Aim
Could you write out every record below exactly, leaving out any pictures?

Data tied to figure images:

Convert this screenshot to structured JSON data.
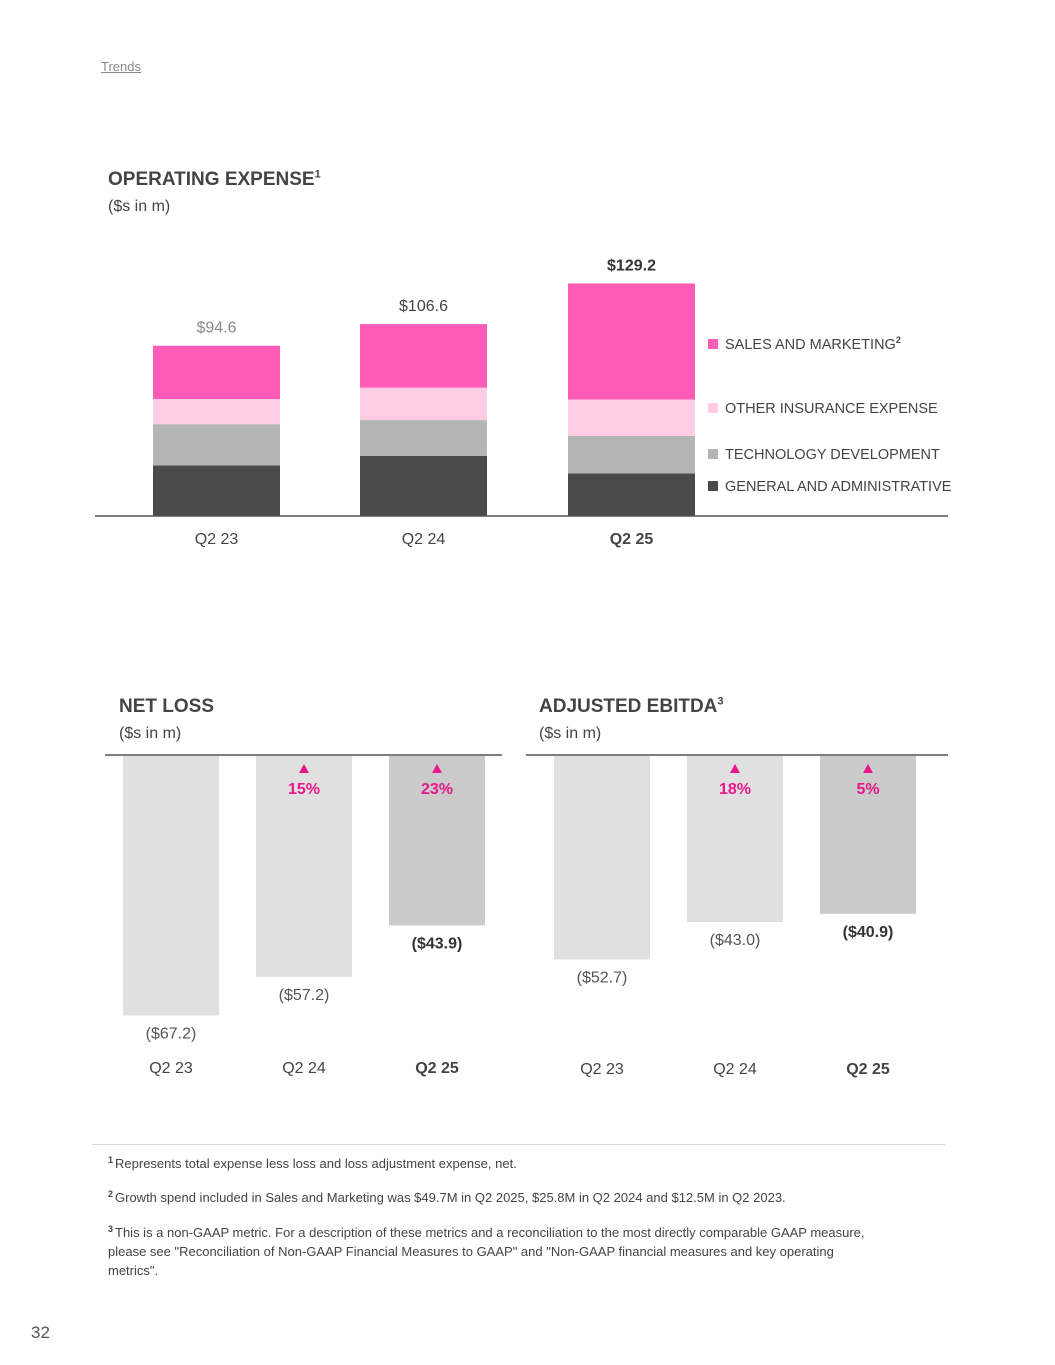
{
  "breadcrumb": "Trends",
  "page_number": "32",
  "colors": {
    "pink": "#ff5cb8",
    "light_pink": "#ffcce4",
    "gray": "#b5b5b5",
    "dark_gray": "#4a4a4a",
    "bar_light": "#e0e0e0",
    "bar_current": "#cbcbcb",
    "accent": "#e8178a"
  },
  "chart_data": [
    {
      "id": "operating_expense",
      "type": "bar",
      "stacked": true,
      "title": "OPERATING EXPENSE",
      "title_footnote": "1",
      "subtitle": "($s in m)",
      "categories": [
        "Q2 23",
        "Q2 24",
        "Q2 25"
      ],
      "highlight_category": "Q2 25",
      "totals": [
        94.6,
        106.6,
        129.2
      ],
      "total_labels": [
        "$94.6",
        "$106.6",
        "$129.2"
      ],
      "series": [
        {
          "name": "GENERAL AND ADMINISTRATIVE",
          "values": [
            28.1,
            33.4,
            23.6
          ]
        },
        {
          "name": "TECHNOLOGY DEVELOPMENT",
          "values": [
            22.9,
            19.9,
            20.9
          ]
        },
        {
          "name": "OTHER INSURANCE EXPENSE",
          "values": [
            14.0,
            18.0,
            20.2
          ]
        },
        {
          "name": "SALES AND MARKETING",
          "footnote": "2",
          "values": [
            29.6,
            35.3,
            64.5
          ]
        }
      ],
      "ylim": [
        0,
        150
      ]
    },
    {
      "id": "net_loss",
      "type": "bar",
      "title": "NET LOSS",
      "subtitle": "($s in m)",
      "categories": [
        "Q2 23",
        "Q2 24",
        "Q2 25"
      ],
      "highlight_category": "Q2 25",
      "values": [
        -67.2,
        -57.2,
        -43.9
      ],
      "value_labels": [
        "($67.2)",
        "($57.2)",
        "($43.9)"
      ],
      "improvements": [
        "",
        "15%",
        "23%"
      ],
      "ylim": [
        -70,
        0
      ]
    },
    {
      "id": "adjusted_ebitda",
      "type": "bar",
      "title": "ADJUSTED EBITDA",
      "title_footnote": "3",
      "subtitle": "($s in m)",
      "categories": [
        "Q2 23",
        "Q2 24",
        "Q2 25"
      ],
      "highlight_category": "Q2 25",
      "values": [
        -52.7,
        -43.0,
        -40.9
      ],
      "value_labels": [
        "($52.7)",
        "($43.0)",
        "($40.9)"
      ],
      "improvements": [
        "",
        "18%",
        "5%"
      ],
      "ylim": [
        -70,
        0
      ]
    }
  ],
  "footnotes": [
    {
      "mark": "1",
      "text": "Represents total expense less loss and loss adjustment expense, net."
    },
    {
      "mark": "2",
      "text": "Growth spend included in Sales and Marketing was $49.7M in Q2 2025, $25.8M in Q2 2024 and $12.5M in Q2 2023."
    },
    {
      "mark": "3",
      "text": "This is a non-GAAP metric. For a description of these metrics and a reconciliation to the most directly comparable GAAP measure, please see \"Reconciliation of Non-GAAP Financial Measures to GAAP\" and \"Non-GAAP financial measures and key operating metrics\"."
    }
  ]
}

Answer to this exercise
Convert this screenshot to structured JSON data.
{
  "breadcrumb": "Trends",
  "page_number": "32",
  "colors": {
    "pink": "#ff5cb8",
    "light_pink": "#ffcce4",
    "gray": "#b5b5b5",
    "dark_gray": "#4a4a4a",
    "bar_light": "#e0e0e0",
    "bar_current": "#cbcbcb",
    "accent": "#e8178a"
  },
  "chart_data": [
    {
      "id": "operating_expense",
      "type": "bar",
      "stacked": true,
      "title": "OPERATING EXPENSE",
      "title_footnote": "1",
      "subtitle": "($s in m)",
      "categories": [
        "Q2 23",
        "Q2 24",
        "Q2 25"
      ],
      "highlight_category": "Q2 25",
      "totals": [
        94.6,
        106.6,
        129.2
      ],
      "total_labels": [
        "$94.6",
        "$106.6",
        "$129.2"
      ],
      "series": [
        {
          "name": "GENERAL AND ADMINISTRATIVE",
          "values": [
            28.1,
            33.4,
            23.6
          ]
        },
        {
          "name": "TECHNOLOGY DEVELOPMENT",
          "values": [
            22.9,
            19.9,
            20.9
          ]
        },
        {
          "name": "OTHER INSURANCE EXPENSE",
          "values": [
            14.0,
            18.0,
            20.2
          ]
        },
        {
          "name": "SALES AND MARKETING",
          "footnote": "2",
          "values": [
            29.6,
            35.3,
            64.5
          ]
        }
      ],
      "ylim": [
        0,
        150
      ]
    },
    {
      "id": "net_loss",
      "type": "bar",
      "title": "NET LOSS",
      "subtitle": "($s in m)",
      "categories": [
        "Q2 23",
        "Q2 24",
        "Q2 25"
      ],
      "highlight_category": "Q2 25",
      "values": [
        -67.2,
        -57.2,
        -43.9
      ],
      "value_labels": [
        "($67.2)",
        "($57.2)",
        "($43.9)"
      ],
      "improvements": [
        "",
        "15%",
        "23%"
      ],
      "ylim": [
        -70,
        0
      ]
    },
    {
      "id": "adjusted_ebitda",
      "type": "bar",
      "title": "ADJUSTED EBITDA",
      "title_footnote": "3",
      "subtitle": "($s in m)",
      "categories": [
        "Q2 23",
        "Q2 24",
        "Q2 25"
      ],
      "highlight_category": "Q2 25",
      "values": [
        -52.7,
        -43.0,
        -40.9
      ],
      "value_labels": [
        "($52.7)",
        "($43.0)",
        "($40.9)"
      ],
      "improvements": [
        "",
        "18%",
        "5%"
      ],
      "ylim": [
        -70,
        0
      ]
    }
  ],
  "footnotes": [
    {
      "mark": "1",
      "text": "Represents total expense less loss and loss adjustment expense, net."
    },
    {
      "mark": "2",
      "text": "Growth spend included in Sales and Marketing was $49.7M in Q2 2025, $25.8M in Q2 2024 and $12.5M in Q2 2023."
    },
    {
      "mark": "3",
      "text": "This is a non-GAAP metric. For a description of these metrics and a reconciliation to the most directly comparable GAAP measure, please see \"Reconciliation of Non-GAAP Financial Measures to GAAP\" and \"Non-GAAP financial measures and key operating metrics\"."
    }
  ]
}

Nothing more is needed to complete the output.